## Given problem
Return every line of the items below unchanged, character for character.

## Records for this exercise
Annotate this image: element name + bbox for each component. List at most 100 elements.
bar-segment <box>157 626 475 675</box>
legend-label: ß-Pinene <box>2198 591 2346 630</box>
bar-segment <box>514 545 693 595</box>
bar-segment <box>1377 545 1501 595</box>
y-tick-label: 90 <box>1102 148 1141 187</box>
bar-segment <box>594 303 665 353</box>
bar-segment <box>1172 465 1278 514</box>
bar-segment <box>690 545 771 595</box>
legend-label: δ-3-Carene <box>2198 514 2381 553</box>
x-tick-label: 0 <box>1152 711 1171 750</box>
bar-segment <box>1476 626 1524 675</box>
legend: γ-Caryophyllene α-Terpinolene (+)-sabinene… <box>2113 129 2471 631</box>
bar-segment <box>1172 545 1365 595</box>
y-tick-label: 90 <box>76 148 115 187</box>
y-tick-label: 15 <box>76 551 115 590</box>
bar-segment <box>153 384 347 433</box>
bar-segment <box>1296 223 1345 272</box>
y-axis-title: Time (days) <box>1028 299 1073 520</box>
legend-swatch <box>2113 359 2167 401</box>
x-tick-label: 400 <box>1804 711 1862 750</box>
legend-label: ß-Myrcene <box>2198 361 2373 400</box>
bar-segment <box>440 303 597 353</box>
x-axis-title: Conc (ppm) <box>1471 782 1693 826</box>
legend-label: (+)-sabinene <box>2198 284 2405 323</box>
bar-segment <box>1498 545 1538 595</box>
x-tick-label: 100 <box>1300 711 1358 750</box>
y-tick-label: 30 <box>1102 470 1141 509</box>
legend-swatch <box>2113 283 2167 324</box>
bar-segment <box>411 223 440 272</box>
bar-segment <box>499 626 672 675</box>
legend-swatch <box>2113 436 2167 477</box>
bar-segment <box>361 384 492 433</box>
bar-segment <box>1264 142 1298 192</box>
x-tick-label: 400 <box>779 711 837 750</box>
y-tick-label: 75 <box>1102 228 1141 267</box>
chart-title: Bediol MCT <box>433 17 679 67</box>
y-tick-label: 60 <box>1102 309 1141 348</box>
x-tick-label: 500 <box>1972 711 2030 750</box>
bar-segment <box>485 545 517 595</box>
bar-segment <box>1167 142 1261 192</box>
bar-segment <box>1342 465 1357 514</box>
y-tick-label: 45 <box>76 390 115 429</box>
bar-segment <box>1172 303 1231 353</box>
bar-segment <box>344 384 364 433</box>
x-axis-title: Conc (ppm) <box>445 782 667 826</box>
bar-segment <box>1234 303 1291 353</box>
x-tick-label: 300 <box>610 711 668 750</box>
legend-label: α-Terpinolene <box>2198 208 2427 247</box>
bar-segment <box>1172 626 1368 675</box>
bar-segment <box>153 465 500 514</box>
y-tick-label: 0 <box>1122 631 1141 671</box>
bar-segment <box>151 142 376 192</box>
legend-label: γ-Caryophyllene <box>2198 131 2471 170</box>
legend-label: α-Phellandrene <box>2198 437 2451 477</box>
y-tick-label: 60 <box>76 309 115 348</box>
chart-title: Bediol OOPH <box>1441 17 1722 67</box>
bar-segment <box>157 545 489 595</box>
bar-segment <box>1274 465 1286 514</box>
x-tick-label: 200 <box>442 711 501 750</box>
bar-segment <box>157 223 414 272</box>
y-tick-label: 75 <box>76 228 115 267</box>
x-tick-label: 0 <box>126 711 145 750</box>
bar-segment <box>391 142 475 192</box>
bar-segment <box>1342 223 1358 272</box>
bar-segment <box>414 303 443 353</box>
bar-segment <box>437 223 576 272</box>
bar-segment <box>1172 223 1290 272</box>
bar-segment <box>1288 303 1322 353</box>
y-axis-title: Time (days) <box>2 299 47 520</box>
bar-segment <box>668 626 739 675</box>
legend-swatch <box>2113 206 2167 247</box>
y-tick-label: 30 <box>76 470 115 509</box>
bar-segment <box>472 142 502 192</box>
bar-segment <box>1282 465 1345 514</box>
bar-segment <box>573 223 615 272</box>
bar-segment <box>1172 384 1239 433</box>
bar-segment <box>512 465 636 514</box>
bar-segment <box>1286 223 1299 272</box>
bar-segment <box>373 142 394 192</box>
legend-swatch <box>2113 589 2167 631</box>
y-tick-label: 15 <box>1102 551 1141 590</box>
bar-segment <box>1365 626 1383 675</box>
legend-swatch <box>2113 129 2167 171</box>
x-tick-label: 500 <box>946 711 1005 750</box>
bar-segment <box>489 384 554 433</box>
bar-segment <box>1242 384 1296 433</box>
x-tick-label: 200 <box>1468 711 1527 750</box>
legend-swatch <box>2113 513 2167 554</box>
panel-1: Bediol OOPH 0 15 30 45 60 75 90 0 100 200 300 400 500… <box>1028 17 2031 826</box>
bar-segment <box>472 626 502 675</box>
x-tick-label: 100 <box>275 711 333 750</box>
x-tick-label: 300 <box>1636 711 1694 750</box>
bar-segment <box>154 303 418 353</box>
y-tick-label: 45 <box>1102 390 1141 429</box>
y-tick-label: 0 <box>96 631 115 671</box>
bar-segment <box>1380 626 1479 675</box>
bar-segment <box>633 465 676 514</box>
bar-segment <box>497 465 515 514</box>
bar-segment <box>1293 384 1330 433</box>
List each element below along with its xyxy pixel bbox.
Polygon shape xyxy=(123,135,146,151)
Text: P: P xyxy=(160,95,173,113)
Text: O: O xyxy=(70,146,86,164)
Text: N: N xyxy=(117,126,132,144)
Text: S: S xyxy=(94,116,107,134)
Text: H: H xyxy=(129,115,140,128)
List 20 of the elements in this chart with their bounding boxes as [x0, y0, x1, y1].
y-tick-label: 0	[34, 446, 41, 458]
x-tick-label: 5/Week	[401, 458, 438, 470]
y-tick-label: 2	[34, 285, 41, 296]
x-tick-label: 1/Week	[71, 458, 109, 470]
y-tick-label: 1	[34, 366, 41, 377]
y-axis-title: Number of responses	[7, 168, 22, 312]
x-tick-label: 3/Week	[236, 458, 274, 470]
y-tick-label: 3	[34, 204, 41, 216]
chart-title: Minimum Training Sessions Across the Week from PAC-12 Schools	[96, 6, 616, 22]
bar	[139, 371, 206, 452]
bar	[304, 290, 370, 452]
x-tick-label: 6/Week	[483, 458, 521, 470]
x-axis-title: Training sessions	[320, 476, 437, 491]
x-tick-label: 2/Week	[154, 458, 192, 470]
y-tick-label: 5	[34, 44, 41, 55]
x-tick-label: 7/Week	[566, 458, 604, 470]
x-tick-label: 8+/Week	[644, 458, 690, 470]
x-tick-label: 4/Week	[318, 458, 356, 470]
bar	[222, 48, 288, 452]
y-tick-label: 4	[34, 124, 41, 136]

## The output
Annotate this image: element name + bbox for each component. List at most 100 elements.
bar-segment <box>157 626 475 675</box>
legend-label: ß-Pinene <box>2198 591 2346 630</box>
bar-segment <box>514 545 693 595</box>
bar-segment <box>1377 545 1501 595</box>
y-tick-label: 90 <box>1102 148 1141 187</box>
bar-segment <box>594 303 665 353</box>
bar-segment <box>1172 465 1278 514</box>
bar-segment <box>690 545 771 595</box>
legend-label: δ-3-Carene <box>2198 514 2381 553</box>
x-tick-label: 0 <box>1152 711 1171 750</box>
bar-segment <box>1476 626 1524 675</box>
legend: γ-Caryophyllene α-Terpinolene (+)-sabinene… <box>2113 129 2471 631</box>
bar-segment <box>1172 545 1365 595</box>
y-tick-label: 90 <box>76 148 115 187</box>
y-tick-label: 15 <box>76 551 115 590</box>
bar-segment <box>153 384 347 433</box>
bar-segment <box>1296 223 1345 272</box>
y-axis-title: Time (days) <box>1028 299 1073 520</box>
legend-swatch <box>2113 359 2167 401</box>
x-tick-label: 400 <box>1804 711 1862 750</box>
legend-label: ß-Myrcene <box>2198 361 2373 400</box>
bar-segment <box>440 303 597 353</box>
x-axis-title: Conc (ppm) <box>1471 782 1693 826</box>
legend-label: (+)-sabinene <box>2198 284 2405 323</box>
bar-segment <box>1498 545 1538 595</box>
x-tick-label: 100 <box>1300 711 1358 750</box>
y-tick-label: 30 <box>1102 470 1141 509</box>
legend-swatch <box>2113 283 2167 324</box>
bar-segment <box>411 223 440 272</box>
bar-segment <box>499 626 672 675</box>
legend-swatch <box>2113 436 2167 477</box>
bar-segment <box>361 384 492 433</box>
bar-segment <box>1264 142 1298 192</box>
x-tick-label: 400 <box>779 711 837 750</box>
y-tick-label: 75 <box>1102 228 1141 267</box>
chart-title: Bediol MCT <box>433 17 679 67</box>
y-tick-label: 60 <box>1102 309 1141 348</box>
x-tick-label: 500 <box>1972 711 2030 750</box>
bar-segment <box>485 545 517 595</box>
bar-segment <box>1167 142 1261 192</box>
bar-segment <box>1342 465 1357 514</box>
y-tick-label: 45 <box>76 390 115 429</box>
bar-segment <box>1172 303 1231 353</box>
bar-segment <box>344 384 364 433</box>
x-axis-title: Conc (ppm) <box>445 782 667 826</box>
bar-segment <box>1234 303 1291 353</box>
x-tick-label: 300 <box>610 711 668 750</box>
legend-label: α-Terpinolene <box>2198 208 2427 247</box>
bar-segment <box>1172 626 1368 675</box>
bar-segment <box>153 465 500 514</box>
y-tick-label: 0 <box>1122 631 1141 671</box>
bar-segment <box>151 142 376 192</box>
legend-label: γ-Caryophyllene <box>2198 131 2471 170</box>
legend-label: α-Phellandrene <box>2198 437 2451 477</box>
y-tick-label: 60 <box>76 309 115 348</box>
chart-title: Bediol OOPH <box>1441 17 1722 67</box>
bar-segment <box>157 545 489 595</box>
bar-segment <box>1274 465 1286 514</box>
x-tick-label: 200 <box>442 711 501 750</box>
bar-segment <box>157 223 414 272</box>
y-tick-label: 75 <box>76 228 115 267</box>
x-tick-label: 0 <box>126 711 145 750</box>
bar-segment <box>391 142 475 192</box>
bar-segment <box>1342 223 1358 272</box>
bar-segment <box>414 303 443 353</box>
bar-segment <box>437 223 576 272</box>
bar-segment <box>1172 223 1290 272</box>
bar-segment <box>1288 303 1322 353</box>
y-axis-title: Time (days) <box>2 299 47 520</box>
bar-segment <box>668 626 739 675</box>
legend-swatch <box>2113 206 2167 247</box>
y-tick-label: 30 <box>76 470 115 509</box>
bar-segment <box>472 142 502 192</box>
bar-segment <box>1282 465 1345 514</box>
bar-segment <box>573 223 615 272</box>
bar-segment <box>1172 384 1239 433</box>
bar-segment <box>512 465 636 514</box>
bar-segment <box>1286 223 1299 272</box>
bar-segment <box>373 142 394 192</box>
legend-swatch <box>2113 589 2167 631</box>
y-tick-label: 15 <box>1102 551 1141 590</box>
bar-segment <box>1365 626 1383 675</box>
legend-swatch <box>2113 129 2167 171</box>
x-tick-label: 500 <box>946 711 1005 750</box>
bar-segment <box>489 384 554 433</box>
bar-segment <box>1242 384 1296 433</box>
x-tick-label: 200 <box>1468 711 1527 750</box>
legend-swatch <box>2113 513 2167 554</box>
panel-1: Bediol OOPH 0 15 30 45 60 75 90 0 100 200 300 400 500… <box>1028 17 2031 826</box>
bar-segment <box>472 626 502 675</box>
x-tick-label: 100 <box>275 711 333 750</box>
x-tick-label: 300 <box>1636 711 1694 750</box>
bar-segment <box>154 303 418 353</box>
y-tick-label: 45 <box>1102 390 1141 429</box>
y-tick-label: 0 <box>96 631 115 671</box>
bar-segment <box>1380 626 1479 675</box>
bar-segment <box>633 465 676 514</box>
bar-segment <box>497 465 515 514</box>
bar-segment <box>1293 384 1330 433</box>
List each element below along with its xyxy pixel bbox.
Polygon shape xyxy=(123,135,146,151)
Text: P: P xyxy=(160,95,173,113)
Text: O: O xyxy=(70,146,86,164)
Text: N: N xyxy=(117,126,132,144)
Text: S: S xyxy=(94,116,107,134)
Text: H: H xyxy=(129,115,140,128)
List 20 of the elements in this chart with their bounding boxes as [x0, y0, x1, y1].
y-tick-label: 0	[34, 446, 41, 458]
x-tick-label: 5/Week	[401, 458, 438, 470]
y-tick-label: 2	[34, 285, 41, 296]
x-tick-label: 1/Week	[71, 458, 109, 470]
y-tick-label: 1	[34, 366, 41, 377]
y-axis-title: Number of responses	[7, 168, 22, 312]
x-tick-label: 3/Week	[236, 458, 274, 470]
y-tick-label: 3	[34, 204, 41, 216]
chart-title: Minimum Training Sessions Across the Week from PAC-12 Schools	[96, 6, 616, 22]
bar	[139, 371, 206, 452]
bar	[304, 290, 370, 452]
x-tick-label: 6/Week	[483, 458, 521, 470]
x-axis-title: Training sessions	[320, 476, 437, 491]
x-tick-label: 2/Week	[154, 458, 192, 470]
y-tick-label: 5	[34, 44, 41, 55]
x-tick-label: 7/Week	[566, 458, 604, 470]
x-tick-label: 8+/Week	[644, 458, 690, 470]
x-tick-label: 4/Week	[318, 458, 356, 470]
bar	[222, 48, 288, 452]
y-tick-label: 4	[34, 124, 41, 136]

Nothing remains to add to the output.